**Problem statement:** In the passage on Bernoulli samplers below, copy word for word the part from "Ben-Eliezer and Yogev[5]" to "the following holds.".

**Reading passage:**
- - - - -
Noted that the above attack scheme guarantees success as long as Adversary does not run out of elements to draw from. That is, as long as $a_{i}<b_{i}$ for all rounds $i$ . The expected sample size drawn by the Bernoulli sampler is $np\leq np^{\prime}$ . By Markov’s Inequality $Pr[|S|\geq 2np^{\prime}]<\frac{1}{2}$ . When $|S|<2np^{\prime}$ , the following lemma from [5] completes the claim that Adversary will have enough elements to draw from.

Lemma 2.6.

If $|S|<2np^{\prime}$ , then $b_{i}-a_{i}\geq n$ for any $i\in[n]$ .

∎

2.3.2 Adversarially Robust Sample Size

Ben-Eliezer and Yogev[5] developed a upper bound on the $(\epsilon,\delta)$ -robustness (Definition 2.4) of Bernoulli and Reservoir samplers. Similar to the adversarial attack in the previous section, we will focus on the Bernoulli sampler case, while a very similar formulation can be applied to the Reservoir sampler case.

Theorem 2.7 (Robust Sample Size).

For any set system $(\mathcal{U},\mathcal{R})$ , $\epsilon,\delta\in(0,1)$ , and given an input stream of size $n$ , a Bernoulli sampler $Ber(n,p)$ is $(\epsilon,\delta)$ -robust if the following holds.

p\geq 10\cdot\frac{ln|\mathcal{R}|+ln(4/\delta)}{\epsilon^{2}n}

Corollary 2.2.

The sample size drawn by the Bernoulli sampler is well-concentrated near its expectation $np$ . The above theorem then implies that a sample size of $\Theta\left(\frac{ln|\mathcal{R}|+ln(1/\delta)}{\epsilon^{2}}\right)$ is an $\epsilon$ -approximation with probability $1-\delta$ .

Lemma 2.8.
- - - - -
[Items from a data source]
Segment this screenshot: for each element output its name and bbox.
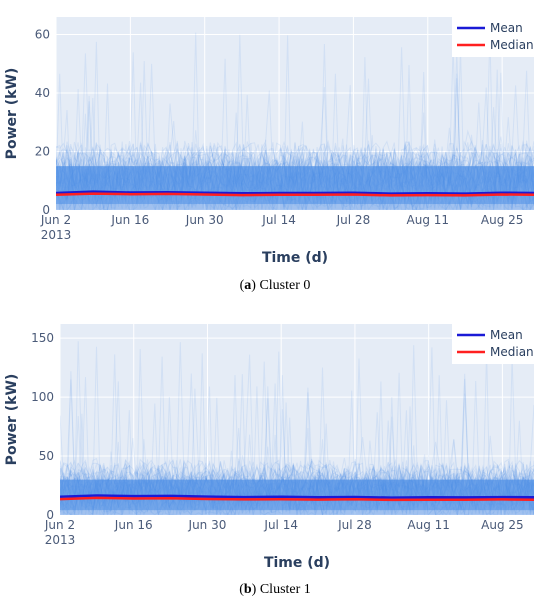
trace-line: [56, 73, 534, 189]
legend: Mean Median: [452, 17, 534, 57]
x-tick-label: Jun 30: [185, 213, 224, 227]
x-tick-label: Aug 25: [481, 518, 524, 532]
x-tick-label: Aug 25: [481, 213, 524, 227]
x-tick-label: Jun 16: [110, 213, 149, 227]
trace-line: [56, 34, 534, 194]
y-tick-label: 150: [31, 331, 54, 345]
legend-label-mean: Mean: [490, 21, 523, 35]
x-tick-label: Jul 14: [261, 213, 296, 227]
caption-text: Cluster 1: [259, 582, 311, 597]
trace-band-base: [56, 204, 534, 210]
y-tick-label: 50: [39, 449, 54, 463]
x-tick-year-label: 2013: [41, 228, 72, 242]
chart-panel-cluster-1: Jun 2 Jun 16 Jun 30 Jul 14 Jul 28 Aug 11 Aug 2…: [0, 307, 550, 603]
x-tick-label: Jun 2: [40, 213, 71, 227]
legend: Mean Median: [452, 324, 534, 364]
series-line-median: [56, 192, 534, 197]
x-tick-label: Jul 28: [337, 518, 372, 532]
chart-cluster-0: Jun 2 Jun 16 Jun 30 Jul 14 Jul 28 Aug 11 Aug 2…: [4, 17, 534, 266]
x-tick-label: Jul 28: [336, 213, 371, 227]
legend-box: [452, 324, 534, 364]
x-tick-year-label: 2013: [45, 533, 76, 547]
x-tick-label: Jun 2: [44, 518, 75, 532]
x-tick-label: Aug 11: [407, 518, 450, 532]
chart-panel-cluster-0: Jun 2 Jun 16 Jun 30 Jul 14 Jul 28 Aug 11 Aug 2…: [0, 0, 550, 300]
y-tick-label: 40: [35, 86, 50, 100]
chart-cluster-1: Jun 2 Jun 16 Jun 30 Jul 14 Jul 28 Aug 11 Aug 2…: [4, 324, 534, 571]
x-axis-title: Time (d): [264, 555, 330, 571]
caption-label: b: [243, 582, 252, 597]
x-tick-label: Jul 14: [263, 518, 298, 532]
legend-label-median: Median: [490, 345, 534, 359]
y-axis-title: Power (kW): [4, 374, 20, 466]
trace-band-base: [60, 510, 534, 515]
x-tick-label: Aug 11: [407, 213, 450, 227]
caption-cluster-0: (a) Cluster 0: [239, 278, 311, 293]
trace-band-core: [56, 166, 534, 205]
legend-label-mean: Mean: [490, 328, 523, 342]
caption-cluster-1: (b) Cluster 1: [239, 582, 311, 597]
y-tick-label: 0: [42, 203, 50, 217]
y-tick-label: 100: [31, 390, 54, 404]
caption-label: a: [244, 278, 252, 293]
legend-box: [452, 17, 534, 57]
x-axis-title: Time (d): [262, 250, 328, 266]
series-line-median: [60, 496, 534, 502]
y-tick-label: 60: [35, 28, 50, 42]
x-tick-label: Jun 16: [114, 518, 153, 532]
y-axis-title: Power (kW): [4, 68, 20, 160]
y-tick-label: 20: [35, 145, 50, 159]
x-tick-label: Jun 30: [188, 518, 227, 532]
series-line-mean: [60, 494, 534, 499]
series-line-mean: [56, 190, 534, 195]
legend-label-median: Median: [490, 38, 534, 52]
y-tick-label: 0: [46, 508, 54, 522]
caption-text: Cluster 0: [259, 278, 311, 293]
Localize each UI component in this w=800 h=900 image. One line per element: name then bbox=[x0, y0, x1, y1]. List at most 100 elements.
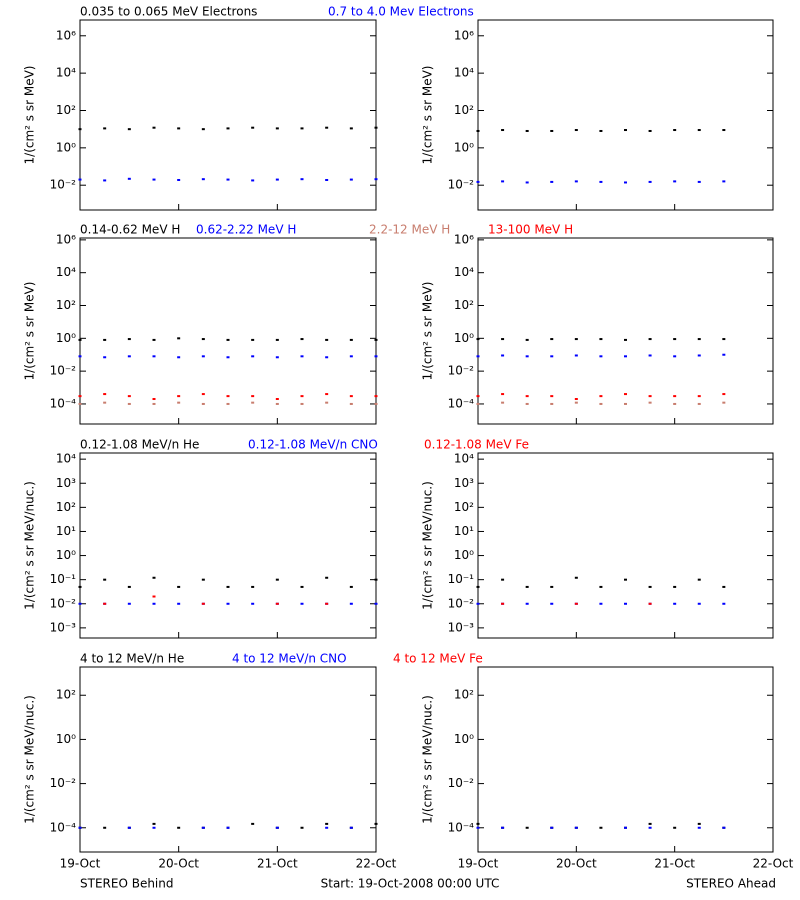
legend-entry: 0.14-0.62 MeV H bbox=[80, 223, 180, 237]
y-axis-label: 1/(cm² s sr MeV/nuc.) bbox=[23, 481, 37, 610]
data-point bbox=[574, 338, 578, 341]
data-point bbox=[325, 393, 329, 396]
data-point bbox=[624, 181, 627, 184]
data-point bbox=[325, 401, 329, 404]
y-tick-label: 10⁰ bbox=[56, 331, 76, 345]
data-point bbox=[349, 178, 353, 181]
y-axis-label: 1/(cm² s sr MeV/nuc.) bbox=[23, 695, 37, 824]
data-point bbox=[624, 402, 627, 405]
plot-frame bbox=[79, 19, 377, 211]
data-point bbox=[476, 129, 480, 132]
data-point bbox=[476, 402, 480, 405]
data-point bbox=[300, 395, 304, 398]
y-tick-label: 10⁶ bbox=[56, 232, 76, 246]
data-point bbox=[599, 602, 603, 605]
legend-entry: 4 to 12 MeV/n CNO bbox=[232, 652, 347, 666]
y-tick-label: 10⁶ bbox=[56, 28, 76, 42]
data-point bbox=[525, 338, 529, 341]
data-point bbox=[648, 395, 652, 398]
data-point bbox=[177, 401, 181, 404]
data-point bbox=[574, 401, 578, 404]
data-point bbox=[476, 180, 480, 183]
data-point bbox=[374, 578, 378, 581]
data-point bbox=[673, 180, 677, 183]
data-point bbox=[177, 356, 181, 359]
data-point bbox=[226, 602, 230, 605]
data-point bbox=[78, 585, 82, 588]
data-point bbox=[325, 826, 329, 829]
data-point bbox=[226, 127, 230, 130]
data-point bbox=[226, 395, 230, 398]
legend-entry: 0.12-1.08 MeV/n He bbox=[80, 438, 199, 452]
data-point bbox=[525, 402, 529, 405]
data-point bbox=[624, 393, 627, 396]
data-point bbox=[103, 393, 107, 396]
data-point bbox=[525, 129, 529, 132]
data-point bbox=[251, 126, 255, 129]
data-point bbox=[599, 129, 603, 132]
y-tick-label: 10⁴ bbox=[454, 452, 474, 466]
data-point bbox=[201, 178, 205, 181]
data-point bbox=[574, 576, 578, 579]
data-point bbox=[349, 585, 353, 588]
data-point bbox=[648, 354, 652, 357]
x-tick-label: 19-Oct bbox=[458, 857, 499, 871]
y-tick-label: 10⁶ bbox=[454, 232, 474, 246]
data-point bbox=[624, 338, 627, 341]
data-point bbox=[624, 578, 627, 581]
data-point bbox=[300, 585, 304, 588]
y-tick-label: 10² bbox=[56, 298, 76, 312]
data-point bbox=[152, 178, 156, 181]
data-point bbox=[525, 181, 529, 184]
legend-entry: 4 to 12 MeV Fe bbox=[393, 652, 483, 666]
data-point bbox=[152, 602, 156, 605]
data-point bbox=[127, 826, 131, 829]
data-point bbox=[226, 402, 230, 405]
y-tick-label: 10⁻² bbox=[448, 776, 475, 790]
data-point bbox=[697, 402, 701, 405]
y-tick-label: 10⁻⁴ bbox=[50, 820, 77, 834]
data-point bbox=[599, 826, 603, 829]
data-point bbox=[201, 402, 205, 405]
y-tick-label: 10⁻² bbox=[50, 364, 77, 378]
plot-frame bbox=[477, 666, 774, 853]
data-point bbox=[152, 126, 156, 129]
x-tick-label: 19-Oct bbox=[60, 857, 101, 871]
data-point bbox=[251, 401, 255, 404]
data-point bbox=[697, 395, 701, 398]
data-point bbox=[550, 602, 554, 605]
data-point bbox=[152, 338, 156, 341]
data-point bbox=[599, 585, 603, 588]
data-point bbox=[574, 602, 578, 605]
data-point bbox=[673, 395, 677, 398]
x-tick-label: 22-Oct bbox=[753, 857, 794, 871]
legend-entry: 13-100 MeV H bbox=[488, 223, 573, 237]
data-point bbox=[476, 826, 480, 829]
y-tick-label: 10⁰ bbox=[454, 548, 474, 562]
data-point bbox=[152, 822, 156, 825]
y-tick-label: 10⁻⁴ bbox=[50, 396, 77, 410]
data-point bbox=[648, 338, 652, 341]
data-point bbox=[201, 602, 205, 605]
data-point bbox=[501, 180, 505, 183]
data-point bbox=[599, 355, 603, 358]
data-point bbox=[127, 128, 131, 131]
data-point bbox=[300, 178, 304, 181]
data-point bbox=[697, 826, 701, 829]
y-axis-label: 1/(cm² s sr MeV) bbox=[23, 66, 37, 165]
data-point bbox=[300, 826, 304, 829]
data-point bbox=[78, 178, 82, 181]
data-point bbox=[501, 354, 505, 357]
y-tick-label: 10² bbox=[56, 103, 76, 117]
data-point bbox=[374, 178, 378, 181]
y-axis-label: 1/(cm² s sr MeV) bbox=[421, 66, 435, 165]
y-axis-label: 1/(cm² s sr MeV/nuc.) bbox=[421, 695, 435, 824]
data-point bbox=[722, 180, 726, 183]
legend-entry: 0.035 to 0.065 MeV Electrons bbox=[80, 5, 257, 19]
data-point bbox=[574, 826, 578, 829]
data-point bbox=[673, 826, 677, 829]
x-tick-label: 21-Oct bbox=[654, 857, 695, 871]
data-point bbox=[349, 602, 353, 605]
data-point bbox=[275, 398, 279, 401]
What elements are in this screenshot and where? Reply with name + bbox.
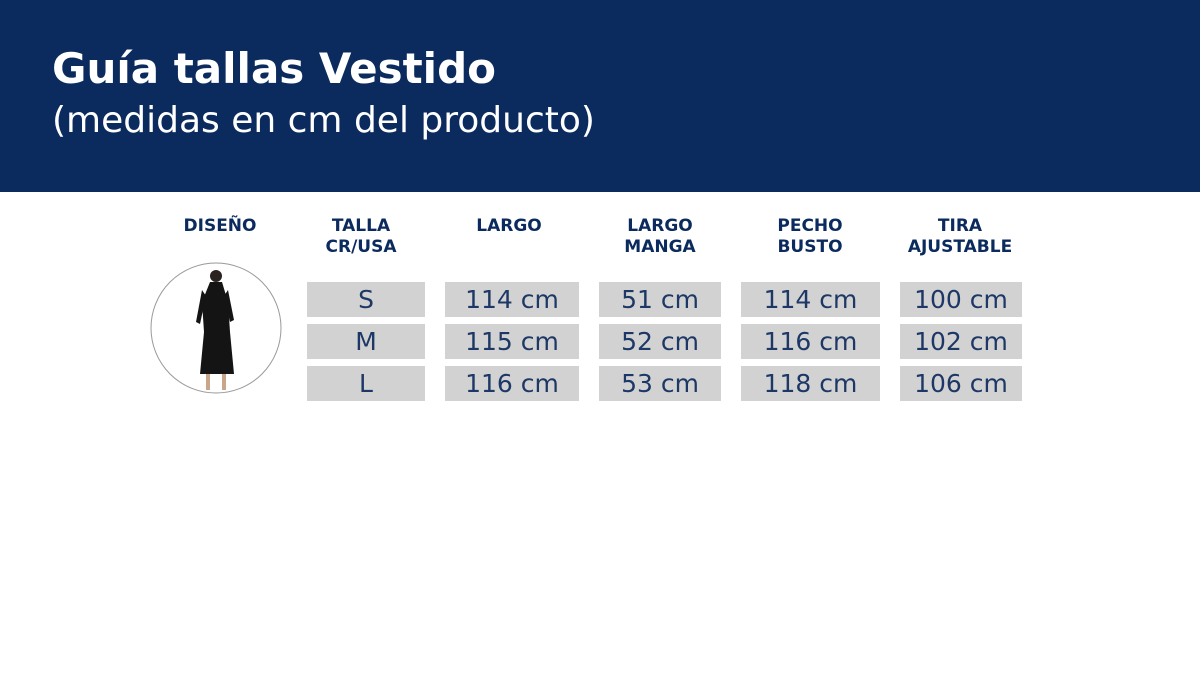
product-photo: [150, 262, 282, 394]
header-line: BUSTO: [777, 237, 843, 257]
header-line: LARGO: [476, 216, 542, 236]
column-header: TALLA CR/USA: [326, 216, 397, 258]
table-cell: M: [307, 324, 425, 359]
header-line: TALLA: [331, 216, 391, 236]
header-line: TIRA: [937, 216, 983, 236]
table-cell: 106 cm: [900, 366, 1022, 401]
title: Guía tallas Vestido: [52, 44, 496, 93]
header-line: DISEÑO: [183, 216, 257, 236]
table-cell: 114 cm: [445, 282, 579, 317]
table-cell: 114 cm: [741, 282, 880, 317]
table-cell: S: [307, 282, 425, 317]
table-cell: 100 cm: [900, 282, 1022, 317]
table-cell: 53 cm: [599, 366, 721, 401]
table-cell: 102 cm: [900, 324, 1022, 359]
column-header: TIRA AJUSTABLE: [908, 216, 1012, 258]
header-line: PECHO: [777, 216, 843, 236]
column-header: LARGO MANGA: [624, 216, 695, 258]
table-cell: 52 cm: [599, 324, 721, 359]
subtitle: (medidas en cm del producto): [52, 100, 595, 141]
table-cell: 116 cm: [445, 366, 579, 401]
column-header: LARGO: [476, 216, 542, 237]
table-cell: 116 cm: [741, 324, 880, 359]
table-cell: 115 cm: [445, 324, 579, 359]
table-cell: L: [307, 366, 425, 401]
header-line: CR/USA: [325, 237, 397, 257]
table-cell: 51 cm: [599, 282, 721, 317]
table-cell: 118 cm: [741, 366, 880, 401]
header-line: AJUSTABLE: [907, 237, 1013, 257]
column-header: PECHO BUSTO: [777, 216, 842, 258]
header-band: Guía tallas Vestido (medidas en cm del p…: [0, 0, 1200, 192]
column-header: DISEÑO: [184, 216, 257, 237]
header-line: MANGA: [624, 237, 696, 257]
header-line: LARGO: [627, 216, 693, 236]
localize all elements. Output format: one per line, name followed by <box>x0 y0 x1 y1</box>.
- - - - -
**Exercise result:**
Ben-Eliezer and Yogev[5] developed a upper bound on the $(\epsilon,\delta)$ -robustness (Definition 2.4) of Bernoulli and Reservoir samplers. Similar to the adversarial attack in the previous section, we will focus on the Bernoulli sampler case, while a very similar formulation can be applied to the Reservoir sampler case.

Theorem 2.7 (Robust Sample Size).

For any set system $(\mathcal{U},\mathcal{R})$ , $\epsilon,\delta\in(0,1)$ , and given an input stream of size $n$ , a Bernoulli sampler $Ber(n,p)$ is $(\epsilon,\delta)$ -robust if the following holds.